Using the listing below, please gather every line containing the word "potential".

▶ [Information shown]:
* BEGIN *
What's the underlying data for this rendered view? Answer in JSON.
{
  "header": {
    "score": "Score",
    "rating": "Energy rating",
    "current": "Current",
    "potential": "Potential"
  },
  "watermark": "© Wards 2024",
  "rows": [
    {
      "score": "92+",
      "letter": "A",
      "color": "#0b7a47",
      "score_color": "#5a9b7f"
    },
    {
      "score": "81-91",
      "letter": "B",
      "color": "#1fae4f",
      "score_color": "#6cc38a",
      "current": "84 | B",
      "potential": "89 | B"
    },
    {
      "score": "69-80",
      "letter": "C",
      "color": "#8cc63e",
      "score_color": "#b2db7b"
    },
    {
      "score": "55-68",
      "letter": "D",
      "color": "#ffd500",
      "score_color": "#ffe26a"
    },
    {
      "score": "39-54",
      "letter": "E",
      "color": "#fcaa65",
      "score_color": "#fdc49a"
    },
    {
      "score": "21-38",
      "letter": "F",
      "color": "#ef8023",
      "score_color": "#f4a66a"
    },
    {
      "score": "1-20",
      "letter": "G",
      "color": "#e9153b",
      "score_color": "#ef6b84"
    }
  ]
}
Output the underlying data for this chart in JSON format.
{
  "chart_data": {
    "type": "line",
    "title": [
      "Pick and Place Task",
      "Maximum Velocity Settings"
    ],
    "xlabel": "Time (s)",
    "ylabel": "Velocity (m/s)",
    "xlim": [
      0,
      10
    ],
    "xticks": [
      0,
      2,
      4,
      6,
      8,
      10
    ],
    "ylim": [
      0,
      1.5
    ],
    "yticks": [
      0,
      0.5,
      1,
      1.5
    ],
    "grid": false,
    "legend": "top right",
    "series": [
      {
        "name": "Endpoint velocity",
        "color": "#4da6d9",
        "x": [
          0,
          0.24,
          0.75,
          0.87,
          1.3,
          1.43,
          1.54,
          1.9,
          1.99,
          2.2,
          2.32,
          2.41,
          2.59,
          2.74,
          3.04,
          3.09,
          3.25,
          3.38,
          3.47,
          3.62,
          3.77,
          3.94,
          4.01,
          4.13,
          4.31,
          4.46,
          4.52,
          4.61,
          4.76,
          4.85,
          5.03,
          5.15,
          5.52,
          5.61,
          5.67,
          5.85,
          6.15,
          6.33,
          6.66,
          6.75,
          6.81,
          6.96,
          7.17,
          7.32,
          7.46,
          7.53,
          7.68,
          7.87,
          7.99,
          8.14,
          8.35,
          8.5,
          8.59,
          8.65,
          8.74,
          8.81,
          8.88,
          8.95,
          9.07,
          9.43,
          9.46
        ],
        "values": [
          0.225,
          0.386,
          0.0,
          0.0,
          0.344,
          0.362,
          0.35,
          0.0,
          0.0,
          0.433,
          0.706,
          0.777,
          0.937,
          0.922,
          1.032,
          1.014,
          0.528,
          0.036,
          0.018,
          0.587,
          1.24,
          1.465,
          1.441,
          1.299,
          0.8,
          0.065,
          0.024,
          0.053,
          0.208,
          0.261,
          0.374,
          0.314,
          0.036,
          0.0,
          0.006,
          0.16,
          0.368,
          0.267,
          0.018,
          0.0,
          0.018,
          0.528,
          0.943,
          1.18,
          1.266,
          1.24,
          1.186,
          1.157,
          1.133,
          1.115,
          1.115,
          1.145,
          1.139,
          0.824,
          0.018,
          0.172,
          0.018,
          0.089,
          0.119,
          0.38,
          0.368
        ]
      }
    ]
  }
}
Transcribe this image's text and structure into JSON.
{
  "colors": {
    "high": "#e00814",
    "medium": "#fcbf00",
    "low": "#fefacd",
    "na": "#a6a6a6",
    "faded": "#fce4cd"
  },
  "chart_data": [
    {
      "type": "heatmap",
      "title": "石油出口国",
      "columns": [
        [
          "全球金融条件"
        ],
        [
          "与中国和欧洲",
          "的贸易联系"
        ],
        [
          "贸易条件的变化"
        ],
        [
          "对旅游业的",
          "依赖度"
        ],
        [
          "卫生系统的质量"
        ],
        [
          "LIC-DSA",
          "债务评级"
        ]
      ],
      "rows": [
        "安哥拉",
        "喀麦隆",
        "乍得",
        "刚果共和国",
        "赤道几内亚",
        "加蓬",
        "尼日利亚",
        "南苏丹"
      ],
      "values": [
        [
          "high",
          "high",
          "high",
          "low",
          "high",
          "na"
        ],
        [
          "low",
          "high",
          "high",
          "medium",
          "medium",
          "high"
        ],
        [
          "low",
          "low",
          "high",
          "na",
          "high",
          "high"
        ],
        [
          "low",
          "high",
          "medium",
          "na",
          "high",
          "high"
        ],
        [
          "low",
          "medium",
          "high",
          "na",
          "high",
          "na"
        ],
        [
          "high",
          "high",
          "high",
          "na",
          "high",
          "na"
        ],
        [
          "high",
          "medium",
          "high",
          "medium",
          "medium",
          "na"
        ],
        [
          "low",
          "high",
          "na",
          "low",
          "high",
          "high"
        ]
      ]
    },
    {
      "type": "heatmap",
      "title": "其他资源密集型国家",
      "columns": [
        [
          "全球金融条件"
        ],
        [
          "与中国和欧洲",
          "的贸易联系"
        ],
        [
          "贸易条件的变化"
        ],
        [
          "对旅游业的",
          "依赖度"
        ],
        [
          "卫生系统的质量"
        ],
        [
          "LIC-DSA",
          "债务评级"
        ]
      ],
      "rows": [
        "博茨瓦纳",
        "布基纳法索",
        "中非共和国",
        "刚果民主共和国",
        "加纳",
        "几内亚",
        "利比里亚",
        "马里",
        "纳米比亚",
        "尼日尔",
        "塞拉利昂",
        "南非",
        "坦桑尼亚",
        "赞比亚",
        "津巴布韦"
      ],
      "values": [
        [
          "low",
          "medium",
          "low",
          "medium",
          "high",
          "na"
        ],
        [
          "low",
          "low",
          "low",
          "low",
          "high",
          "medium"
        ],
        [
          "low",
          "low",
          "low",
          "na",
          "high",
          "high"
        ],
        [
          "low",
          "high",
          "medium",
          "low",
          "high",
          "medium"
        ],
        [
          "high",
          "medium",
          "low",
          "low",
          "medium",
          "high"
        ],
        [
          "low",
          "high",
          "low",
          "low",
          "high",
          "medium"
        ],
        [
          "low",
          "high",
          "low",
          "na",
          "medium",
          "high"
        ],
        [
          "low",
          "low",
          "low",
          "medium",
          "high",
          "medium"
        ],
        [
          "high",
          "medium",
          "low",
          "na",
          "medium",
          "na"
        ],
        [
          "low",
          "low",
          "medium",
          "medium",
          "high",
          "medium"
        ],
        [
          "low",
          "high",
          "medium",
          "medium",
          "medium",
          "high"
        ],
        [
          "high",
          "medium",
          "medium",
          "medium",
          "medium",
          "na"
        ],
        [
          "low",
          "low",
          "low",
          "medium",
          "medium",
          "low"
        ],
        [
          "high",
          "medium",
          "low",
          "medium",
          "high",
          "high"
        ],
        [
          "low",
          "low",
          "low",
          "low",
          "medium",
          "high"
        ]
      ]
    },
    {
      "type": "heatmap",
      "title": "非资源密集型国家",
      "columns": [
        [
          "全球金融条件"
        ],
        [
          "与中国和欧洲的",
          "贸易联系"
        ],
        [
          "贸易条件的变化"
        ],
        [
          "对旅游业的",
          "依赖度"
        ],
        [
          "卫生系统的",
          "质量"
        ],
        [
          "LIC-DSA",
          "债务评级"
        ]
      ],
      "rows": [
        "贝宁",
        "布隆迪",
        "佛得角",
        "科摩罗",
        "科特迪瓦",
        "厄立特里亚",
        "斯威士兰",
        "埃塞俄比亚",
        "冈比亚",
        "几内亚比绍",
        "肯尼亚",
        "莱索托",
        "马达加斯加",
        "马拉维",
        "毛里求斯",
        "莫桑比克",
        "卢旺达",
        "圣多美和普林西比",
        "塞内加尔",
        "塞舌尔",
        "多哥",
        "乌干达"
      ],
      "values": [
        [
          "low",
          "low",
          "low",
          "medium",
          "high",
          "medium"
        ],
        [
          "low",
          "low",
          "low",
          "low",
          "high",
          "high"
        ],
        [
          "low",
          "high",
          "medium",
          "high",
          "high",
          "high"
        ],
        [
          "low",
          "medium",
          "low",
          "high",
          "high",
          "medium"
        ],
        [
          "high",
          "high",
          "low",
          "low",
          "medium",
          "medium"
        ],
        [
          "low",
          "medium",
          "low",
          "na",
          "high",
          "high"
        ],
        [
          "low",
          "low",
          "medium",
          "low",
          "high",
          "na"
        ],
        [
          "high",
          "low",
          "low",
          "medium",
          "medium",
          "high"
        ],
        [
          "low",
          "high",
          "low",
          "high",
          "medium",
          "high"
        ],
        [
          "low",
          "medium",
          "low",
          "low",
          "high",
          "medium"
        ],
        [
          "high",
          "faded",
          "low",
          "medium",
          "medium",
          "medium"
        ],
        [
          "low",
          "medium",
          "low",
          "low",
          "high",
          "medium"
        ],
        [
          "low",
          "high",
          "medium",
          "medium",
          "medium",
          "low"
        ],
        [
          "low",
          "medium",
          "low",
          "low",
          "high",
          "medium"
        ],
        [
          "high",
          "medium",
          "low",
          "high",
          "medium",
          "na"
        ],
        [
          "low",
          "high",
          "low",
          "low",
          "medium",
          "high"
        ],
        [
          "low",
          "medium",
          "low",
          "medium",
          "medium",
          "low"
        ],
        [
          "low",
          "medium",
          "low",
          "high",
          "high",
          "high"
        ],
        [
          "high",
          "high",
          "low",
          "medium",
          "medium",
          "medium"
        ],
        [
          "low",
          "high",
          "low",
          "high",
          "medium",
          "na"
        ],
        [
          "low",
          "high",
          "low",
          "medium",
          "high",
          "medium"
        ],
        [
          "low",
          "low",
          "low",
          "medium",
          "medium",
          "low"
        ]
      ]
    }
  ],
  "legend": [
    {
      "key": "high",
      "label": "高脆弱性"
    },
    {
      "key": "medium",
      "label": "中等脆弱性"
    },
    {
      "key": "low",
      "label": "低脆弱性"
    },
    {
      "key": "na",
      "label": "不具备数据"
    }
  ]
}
* END *
▶ [Solution below]:
    "potential": "Potential"
      "potential": "89 | B"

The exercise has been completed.